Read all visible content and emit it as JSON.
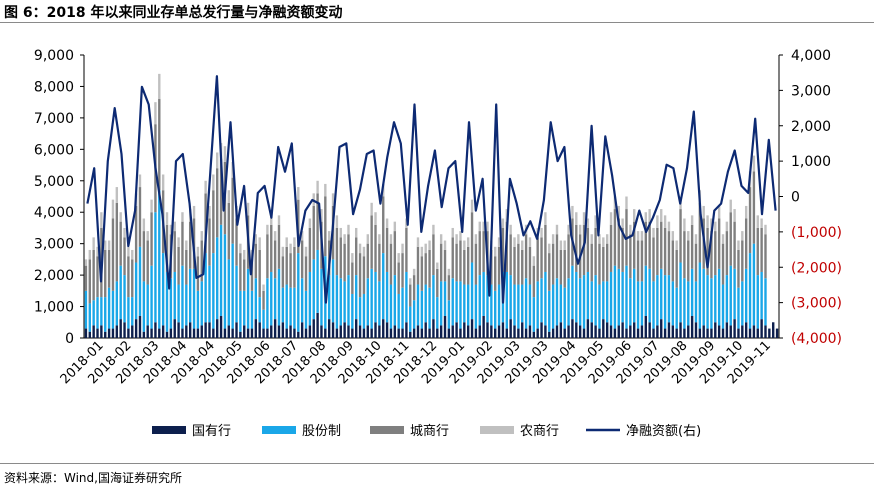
{
  "figure": {
    "title": "图 6：2018 年以来同业存单总发行量与净融资额变动",
    "source": "资料来源：Wind,国海证券研究所"
  },
  "chart_data": {
    "type": "bar",
    "stacked": true,
    "x_tick_labels": [
      "2018-01",
      "2018-02",
      "2018-03",
      "2018-04",
      "2018-04",
      "2018-05",
      "2018-06",
      "2018-07",
      "2018-08",
      "2018-09",
      "2018-10",
      "2018-11",
      "2018-12",
      "2019-01",
      "2019-02",
      "2019-03",
      "2019-03",
      "2019-04",
      "2019-05",
      "2019-06",
      "2019-07",
      "2019-08",
      "2019-09",
      "2019-10",
      "2019-11"
    ],
    "left_axis": {
      "ylim": [
        0,
        9000
      ],
      "ticks": [
        "0",
        "1,000",
        "2,000",
        "3,000",
        "4,000",
        "5,000",
        "6,000",
        "7,000",
        "8,000",
        "9,000"
      ]
    },
    "right_axis": {
      "ylim": [
        -4000,
        4000
      ],
      "ticks": [
        "(4,000)",
        "(3,000)",
        "(2,000)",
        "(1,000)",
        "0",
        "1,000",
        "2,000",
        "3,000",
        "4,000"
      ],
      "negative_color": "#c00000"
    },
    "colors": {
      "国有行": "#0d1f4d",
      "股份制": "#1aa7e8",
      "城商行": "#7f7f7f",
      "农商行": "#c0c0c0",
      "净融资额(右)": "#0d2a73"
    },
    "series": [
      {
        "name": "国有行",
        "axis": "left",
        "values": [
          300,
          200,
          400,
          300,
          400,
          200,
          300,
          300,
          400,
          600,
          500,
          300,
          400,
          600,
          700,
          200,
          400,
          300,
          500,
          300,
          400,
          200,
          300,
          600,
          500,
          300,
          400,
          500,
          300,
          300,
          400,
          500,
          500,
          300,
          600,
          700,
          300,
          400,
          300,
          500,
          200,
          400,
          300,
          300,
          600,
          500,
          300,
          300,
          400,
          600,
          400,
          500,
          300,
          400,
          300,
          200,
          500,
          300,
          400,
          600,
          800,
          400,
          300,
          600,
          500,
          300,
          400,
          500,
          400,
          300,
          600,
          400,
          300,
          400,
          300,
          500,
          400,
          600,
          500,
          300,
          400,
          300,
          300,
          500,
          200,
          300,
          400,
          300,
          500,
          300,
          600,
          300,
          400,
          700,
          300,
          400,
          500,
          300,
          500,
          400,
          600,
          300,
          400,
          700,
          500,
          400,
          300,
          400,
          500,
          300,
          600,
          400,
          300,
          500,
          300,
          400,
          200,
          300,
          500,
          400,
          200,
          300,
          400,
          500,
          300,
          400,
          600,
          500,
          400,
          300,
          600,
          500,
          400,
          300,
          600,
          500,
          400,
          300,
          400,
          500,
          300,
          400,
          500,
          300,
          400,
          700,
          500,
          300,
          400,
          600,
          300,
          500,
          400,
          300,
          500,
          300,
          400,
          700,
          500,
          300,
          400,
          300,
          300,
          500,
          400,
          300,
          500,
          400,
          600,
          300,
          400,
          500,
          300,
          400,
          300,
          600,
          400,
          300,
          500,
          300
        ]
      },
      {
        "name": "股份制",
        "axis": "left",
        "values": [
          1200,
          900,
          800,
          1000,
          900,
          1100,
          1300,
          1200,
          1400,
          1700,
          1500,
          1000,
          900,
          1800,
          2200,
          1600,
          1300,
          2000,
          3500,
          4400,
          2300,
          1900,
          1600,
          1500,
          1200,
          2000,
          1300,
          1700,
          1900,
          1200,
          1400,
          2200,
          1800,
          2400,
          2600,
          2900,
          3000,
          2100,
          2700,
          1800,
          1300,
          1100,
          1900,
          1200,
          1300,
          800,
          600,
          1600,
          1700,
          1300,
          1800,
          1100,
          1400,
          1200,
          1300,
          2500,
          1400,
          1200,
          1700,
          1900,
          2000,
          1800,
          2300,
          1400,
          2000,
          1700,
          1500,
          1300,
          1600,
          1100,
          1400,
          900,
          1100,
          1500,
          1900,
          1600,
          1400,
          2100,
          1600,
          1400,
          1600,
          1100,
          1300,
          1600,
          800,
          900,
          1300,
          1200,
          1200,
          1300,
          1400,
          1000,
          1400,
          1100,
          900,
          1500,
          1300,
          1500,
          1200,
          1300,
          1800,
          1400,
          1600,
          1400,
          1500,
          1300,
          1200,
          1300,
          1600,
          1800,
          1400,
          1300,
          1400,
          1200,
          1600,
          1300,
          1100,
          1500,
          1400,
          1700,
          1300,
          1400,
          1500,
          1200,
          1300,
          1500,
          1700,
          1600,
          1500,
          1700,
          1500,
          1300,
          1600,
          1400,
          1200,
          1300,
          1700,
          2000,
          1800,
          1600,
          2000,
          1500,
          1700,
          1500,
          1400,
          1600,
          1700,
          1500,
          1600,
          1600,
          1700,
          1500,
          1400,
          1300,
          1900,
          1600,
          1400,
          1500,
          1300,
          2100,
          1800,
          1700,
          1600,
          1500,
          1800,
          1400,
          1500,
          1900,
          1600,
          1300,
          1400,
          1700,
          2400,
          2600,
          1700,
          1500,
          1500
        ]
      },
      {
        "name": "城商行",
        "axis": "left",
        "values": [
          800,
          1400,
          1600,
          1300,
          2200,
          1500,
          1200,
          2300,
          2500,
          1400,
          1200,
          1300,
          1200,
          1800,
          1900,
          1600,
          1400,
          1700,
          2800,
          2900,
          2000,
          1500,
          1400,
          1300,
          1200,
          1400,
          1100,
          1500,
          1600,
          1100,
          1300,
          1900,
          1500,
          2000,
          2200,
          2100,
          2300,
          1800,
          2100,
          1500,
          1200,
          1000,
          1700,
          1000,
          1100,
          1500,
          600,
          1400,
          1500,
          1200,
          1400,
          1000,
          1200,
          1100,
          1300,
          1700,
          1200,
          1100,
          1400,
          1700,
          1800,
          1500,
          1900,
          1100,
          1700,
          1500,
          1300,
          1200,
          1300,
          1000,
          1200,
          1400,
          1200,
          1100,
          1700,
          1500,
          1200,
          1800,
          1400,
          1300,
          1400,
          1000,
          1100,
          1400,
          700,
          800,
          1200,
          1100,
          1000,
          1200,
          1300,
          900,
          1200,
          1000,
          800,
          1300,
          1200,
          1300,
          1100,
          1200,
          1600,
          1300,
          1400,
          1300,
          1400,
          1100,
          1100,
          1200,
          1400,
          1600,
          1300,
          1200,
          1300,
          1100,
          1400,
          1200,
          1000,
          1400,
          1300,
          1500,
          1200,
          1300,
          1400,
          1100,
          1200,
          1400,
          1500,
          1500,
          1400,
          1600,
          1400,
          1200,
          1500,
          1300,
          1100,
          1200,
          1500,
          1800,
          1600,
          1400,
          1800,
          1400,
          1500,
          1300,
          1300,
          1400,
          1500,
          1400,
          1500,
          1500,
          1500,
          1400,
          1300,
          1200,
          1700,
          1500,
          1300,
          1400,
          1200,
          1900,
          1600,
          1500,
          1500,
          1400,
          1600,
          1300,
          1400,
          1700,
          1500,
          1200,
          1300,
          1600,
          2100,
          2300,
          1500,
          1400,
          1400
        ]
      },
      {
        "name": "农商行",
        "axis": "left",
        "values": [
          200,
          300,
          400,
          300,
          500,
          300,
          300,
          600,
          500,
          300,
          300,
          300,
          300,
          400,
          400,
          400,
          300,
          400,
          700,
          800,
          500,
          400,
          300,
          300,
          300,
          300,
          300,
          400,
          400,
          300,
          300,
          400,
          400,
          500,
          500,
          500,
          500,
          400,
          500,
          400,
          300,
          300,
          400,
          300,
          300,
          400,
          200,
          300,
          400,
          300,
          300,
          300,
          300,
          300,
          300,
          400,
          300,
          300,
          300,
          400,
          400,
          400,
          400,
          300,
          400,
          400,
          300,
          300,
          300,
          300,
          300,
          300,
          300,
          300,
          400,
          400,
          300,
          400,
          300,
          300,
          300,
          300,
          300,
          300,
          200,
          200,
          300,
          300,
          300,
          300,
          300,
          200,
          300,
          300,
          200,
          300,
          300,
          300,
          300,
          300,
          400,
          300,
          300,
          300,
          300,
          300,
          300,
          300,
          300,
          400,
          300,
          300,
          300,
          300,
          300,
          300,
          300,
          300,
          300,
          400,
          300,
          300,
          300,
          300,
          300,
          300,
          400,
          400,
          300,
          400,
          300,
          300,
          400,
          300,
          300,
          300,
          400,
          400,
          400,
          300,
          400,
          300,
          400,
          300,
          300,
          300,
          400,
          300,
          400,
          400,
          400,
          300,
          300,
          300,
          400,
          400,
          300,
          300,
          300,
          400,
          400,
          400,
          400,
          300,
          400,
          300,
          300,
          400,
          400,
          300,
          300,
          400,
          500,
          500,
          400,
          300,
          300
        ]
      },
      {
        "name": "净融资额(右)",
        "axis": "right",
        "type": "line",
        "values": [
          -200,
          800,
          -2400,
          1000,
          2500,
          1200,
          -1400,
          -400,
          3100,
          2600,
          800,
          -500,
          -2600,
          1000,
          1200,
          -200,
          -2300,
          -2200,
          600,
          3400,
          -400,
          2100,
          -800,
          300,
          -2200,
          100,
          300,
          -600,
          1400,
          700,
          1500,
          -1400,
          -400,
          -100,
          -200,
          -3000,
          -900,
          1400,
          1500,
          -500,
          200,
          1200,
          1300,
          -200,
          1100,
          2100,
          1500,
          -800,
          2600,
          -1000,
          300,
          1300,
          -300,
          800,
          1000,
          -1000,
          2100,
          -400,
          500,
          -2800,
          2600,
          -3000,
          500,
          -200,
          -1100,
          -700,
          -1200,
          -100,
          2100,
          1000,
          1400,
          -1100,
          -1900,
          -1300,
          2000,
          -1100,
          1700,
          600,
          -800,
          -1200,
          -1100,
          -400,
          -1000,
          -600,
          -100,
          900,
          800,
          -200,
          800,
          2400,
          -500,
          -2000,
          -400,
          -200,
          700,
          1300,
          300,
          100,
          2200,
          -500,
          1600,
          -400
        ]
      }
    ],
    "legend": {
      "position": "bottom",
      "entries": [
        "国有行",
        "股份制",
        "城商行",
        "农商行",
        "净融资额(右)"
      ]
    },
    "grid": false
  }
}
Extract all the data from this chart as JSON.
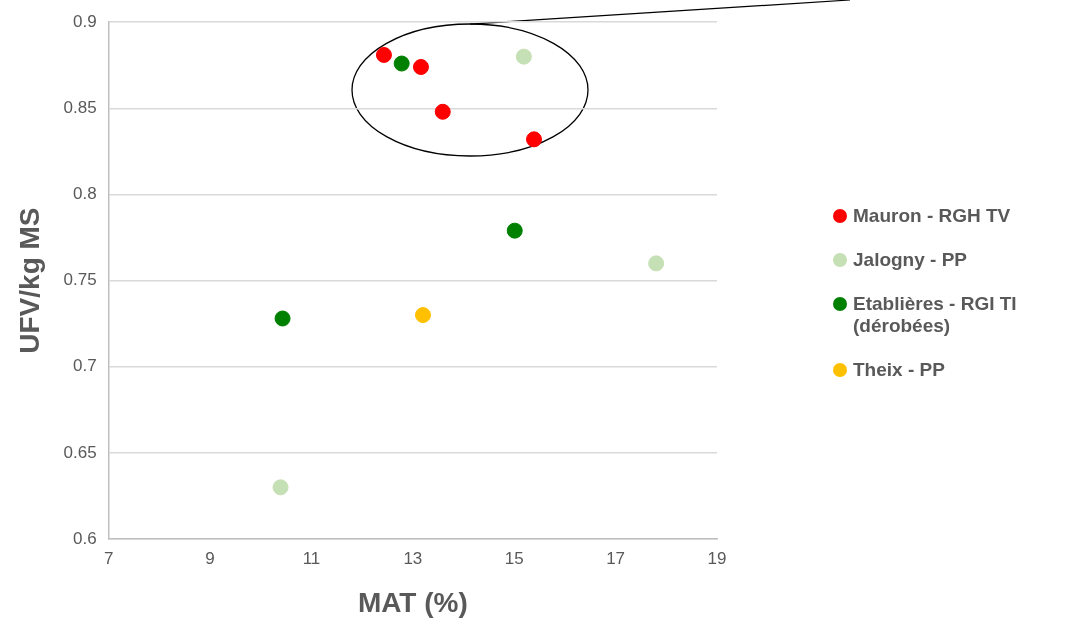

Problem to work on: Scan the material above. Extract every line in which the word "name" occurs.

Exercise solution:
        "name": "国有行",
        "name": "股份制",
        "name": "城商行",
        "name": "农商行",
        "name": "净融资额(右)",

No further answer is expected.